==== MATERIAL SUPPLIED

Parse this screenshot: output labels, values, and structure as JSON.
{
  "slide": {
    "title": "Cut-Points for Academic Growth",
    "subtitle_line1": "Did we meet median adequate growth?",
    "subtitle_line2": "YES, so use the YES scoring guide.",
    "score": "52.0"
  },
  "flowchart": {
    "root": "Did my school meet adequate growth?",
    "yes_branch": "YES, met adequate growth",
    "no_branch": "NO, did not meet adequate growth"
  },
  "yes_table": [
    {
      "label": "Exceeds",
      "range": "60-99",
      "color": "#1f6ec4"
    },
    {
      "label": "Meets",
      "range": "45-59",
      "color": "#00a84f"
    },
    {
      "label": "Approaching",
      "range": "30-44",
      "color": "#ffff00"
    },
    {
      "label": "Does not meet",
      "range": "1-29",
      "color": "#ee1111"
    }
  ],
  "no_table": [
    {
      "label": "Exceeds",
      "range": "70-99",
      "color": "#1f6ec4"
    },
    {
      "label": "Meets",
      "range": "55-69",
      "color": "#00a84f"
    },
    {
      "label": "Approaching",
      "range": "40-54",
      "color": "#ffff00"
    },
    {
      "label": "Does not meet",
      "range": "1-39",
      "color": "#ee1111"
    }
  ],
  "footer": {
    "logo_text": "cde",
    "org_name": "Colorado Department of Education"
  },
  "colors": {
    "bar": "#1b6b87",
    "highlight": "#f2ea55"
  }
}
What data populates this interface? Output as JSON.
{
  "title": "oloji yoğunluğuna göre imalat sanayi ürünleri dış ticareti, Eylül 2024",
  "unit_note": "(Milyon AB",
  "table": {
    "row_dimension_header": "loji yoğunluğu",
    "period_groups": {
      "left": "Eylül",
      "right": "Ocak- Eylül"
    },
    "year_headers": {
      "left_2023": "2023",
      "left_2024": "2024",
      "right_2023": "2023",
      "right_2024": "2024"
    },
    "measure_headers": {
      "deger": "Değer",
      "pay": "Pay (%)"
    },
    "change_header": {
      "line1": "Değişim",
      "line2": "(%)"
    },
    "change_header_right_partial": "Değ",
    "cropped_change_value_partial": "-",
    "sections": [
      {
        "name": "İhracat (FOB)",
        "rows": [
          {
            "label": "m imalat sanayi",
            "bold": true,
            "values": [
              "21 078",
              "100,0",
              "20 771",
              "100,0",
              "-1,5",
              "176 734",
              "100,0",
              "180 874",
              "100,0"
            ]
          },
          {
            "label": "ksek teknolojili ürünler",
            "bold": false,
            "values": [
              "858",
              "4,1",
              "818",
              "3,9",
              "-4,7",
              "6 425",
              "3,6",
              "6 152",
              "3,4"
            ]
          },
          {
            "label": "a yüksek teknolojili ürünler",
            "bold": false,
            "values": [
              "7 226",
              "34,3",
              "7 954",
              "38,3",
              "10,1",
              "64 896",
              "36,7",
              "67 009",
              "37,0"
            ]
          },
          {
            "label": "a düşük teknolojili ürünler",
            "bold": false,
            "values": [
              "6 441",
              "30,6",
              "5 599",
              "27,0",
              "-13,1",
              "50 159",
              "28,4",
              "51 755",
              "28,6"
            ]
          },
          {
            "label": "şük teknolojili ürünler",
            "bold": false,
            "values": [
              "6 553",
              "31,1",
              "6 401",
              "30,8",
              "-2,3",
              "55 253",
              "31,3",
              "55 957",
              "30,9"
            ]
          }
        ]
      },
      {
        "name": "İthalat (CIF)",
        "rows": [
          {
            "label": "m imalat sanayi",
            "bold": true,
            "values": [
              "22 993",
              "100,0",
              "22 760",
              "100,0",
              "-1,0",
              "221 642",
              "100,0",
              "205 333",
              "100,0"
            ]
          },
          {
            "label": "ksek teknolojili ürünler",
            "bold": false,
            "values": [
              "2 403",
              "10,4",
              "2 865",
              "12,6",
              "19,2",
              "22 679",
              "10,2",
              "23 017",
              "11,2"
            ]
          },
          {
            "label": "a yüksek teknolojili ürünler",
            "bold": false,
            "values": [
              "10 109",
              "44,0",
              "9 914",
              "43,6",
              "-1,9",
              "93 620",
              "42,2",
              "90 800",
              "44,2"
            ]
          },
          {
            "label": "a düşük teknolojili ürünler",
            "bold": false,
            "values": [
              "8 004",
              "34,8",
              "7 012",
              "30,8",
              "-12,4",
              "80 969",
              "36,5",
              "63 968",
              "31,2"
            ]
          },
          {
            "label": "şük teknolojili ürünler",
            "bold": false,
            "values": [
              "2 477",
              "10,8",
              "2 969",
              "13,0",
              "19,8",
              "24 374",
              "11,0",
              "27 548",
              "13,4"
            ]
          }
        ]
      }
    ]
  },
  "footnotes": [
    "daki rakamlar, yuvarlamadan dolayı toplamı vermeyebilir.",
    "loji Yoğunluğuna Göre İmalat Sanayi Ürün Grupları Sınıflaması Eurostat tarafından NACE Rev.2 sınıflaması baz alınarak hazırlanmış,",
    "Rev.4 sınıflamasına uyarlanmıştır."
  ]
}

========

GIVEN PROBLEM. Print the material verbatim, all of it.

TASK OUTPUT.
Parse this screenshot: output labels, values, and structure as JSON.
{
  "slide": {
    "title": "Cut-Points for Academic Growth",
    "subtitle_line1": "Did we meet median adequate growth?",
    "subtitle_line2": "YES, so use the YES scoring guide.",
    "score": "52.0"
  },
  "flowchart": {
    "root": "Did my school meet adequate growth?",
    "yes_branch": "YES, met adequate growth",
    "no_branch": "NO, did not meet adequate growth"
  },
  "yes_table": [
    {
      "label": "Exceeds",
      "range": "60-99",
      "color": "#1f6ec4"
    },
    {
      "label": "Meets",
      "range": "45-59",
      "color": "#00a84f"
    },
    {
      "label": "Approaching",
      "range": "30-44",
      "color": "#ffff00"
    },
    {
      "label": "Does not meet",
      "range": "1-29",
      "color": "#ee1111"
    }
  ],
  "no_table": [
    {
      "label": "Exceeds",
      "range": "70-99",
      "color": "#1f6ec4"
    },
    {
      "label": "Meets",
      "range": "55-69",
      "color": "#00a84f"
    },
    {
      "label": "Approaching",
      "range": "40-54",
      "color": "#ffff00"
    },
    {
      "label": "Does not meet",
      "range": "1-39",
      "color": "#ee1111"
    }
  ],
  "footer": {
    "logo_text": "cde",
    "org_name": "Colorado Department of Education"
  },
  "colors": {
    "bar": "#1b6b87",
    "highlight": "#f2ea55"
  }
}
What data populates this interface? Output as JSON.
{
  "title": "oloji yoğunluğuna göre imalat sanayi ürünleri dış ticareti, Eylül 2024",
  "unit_note": "(Milyon AB",
  "table": {
    "row_dimension_header": "loji yoğunluğu",
    "period_groups": {
      "left": "Eylül",
      "right": "Ocak- Eylül"
    },
    "year_headers": {
      "left_2023": "2023",
      "left_2024": "2024",
      "right_2023": "2023",
      "right_2024": "2024"
    },
    "measure_headers": {
      "deger": "Değer",
      "pay": "Pay (%)"
    },
    "change_header": {
      "line1": "Değişim",
      "line2": "(%)"
    },
    "change_header_right_partial": "Değ",
    "cropped_change_value_partial": "-",
    "sections": [
      {
        "name": "İhracat (FOB)",
        "rows": [
          {
            "label": "m imalat sanayi",
            "bold": true,
            "values": [
              "21 078",
              "100,0",
              "20 771",
              "100,0",
              "-1,5",
              "176 734",
              "100,0",
              "180 874",
              "100,0"
            ]
          },
          {
            "label": "ksek teknolojili ürünler",
            "bold": false,
            "values": [
              "858",
              "4,1",
              "818",
              "3,9",
              "-4,7",
              "6 425",
              "3,6",
              "6 152",
              "3,4"
            ]
          },
          {
            "label": "a yüksek teknolojili ürünler",
            "bold": false,
            "values": [
              "7 226",
              "34,3",
              "7 954",
              "38,3",
              "10,1",
              "64 896",
              "36,7",
              "67 009",
              "37,0"
            ]
          },
          {
            "label": "a düşük teknolojili ürünler",
            "bold": false,
            "values": [
              "6 441",
              "30,6",
              "5 599",
              "27,0",
              "-13,1",
              "50 159",
              "28,4",
              "51 755",
              "28,6"
            ]
          },
          {
            "label": "şük teknolojili ürünler",
            "bold": false,
            "values": [
              "6 553",
              "31,1",
              "6 401",
              "30,8",
              "-2,3",
              "55 253",
              "31,3",
              "55 957",
              "30,9"
            ]
          }
        ]
      },
      {
        "name": "İthalat (CIF)",
        "rows": [
          {
            "label": "m imalat sanayi",
            "bold": true,
            "values": [
              "22 993",
              "100,0",
              "22 760",
              "100,0",
              "-1,0",
              "221 642",
              "100,0",
              "205 333",
              "100,0"
            ]
          },
          {
            "label": "ksek teknolojili ürünler",
            "bold": false,
            "values": [
              "2 403",
              "10,4",
              "2 865",
              "12,6",
              "19,2",
              "22 679",
              "10,2",
              "23 017",
              "11,2"
            ]
          },
          {
            "label": "a yüksek teknolojili ürünler",
            "bold": false,
            "values": [
              "10 109",
              "44,0",
              "9 914",
              "43,6",
              "-1,9",
              "93 620",
              "42,2",
              "90 800",
              "44,2"
            ]
          },
          {
            "label": "a düşük teknolojili ürünler",
            "bold": false,
            "values": [
              "8 004",
              "34,8",
              "7 012",
              "30,8",
              "-12,4",
              "80 969",
              "36,5",
              "63 968",
              "31,2"
            ]
          },
          {
            "label": "şük teknolojili ürünler",
            "bold": false,
            "values": [
              "2 477",
              "10,8",
              "2 969",
              "13,0",
              "19,8",
              "24 374",
              "11,0",
              "27 548",
              "13,4"
            ]
          }
        ]
      }
    ]
  },
  "footnotes": [
    "daki rakamlar, yuvarlamadan dolayı toplamı vermeyebilir.",
    "loji Yoğunluğuna Göre İmalat Sanayi Ürün Grupları Sınıflaması Eurostat tarafından NACE Rev.2 sınıflaması baz alınarak hazırlanmış,",
    "Rev.4 sınıflamasına uyarlanmıştır."
  ]
}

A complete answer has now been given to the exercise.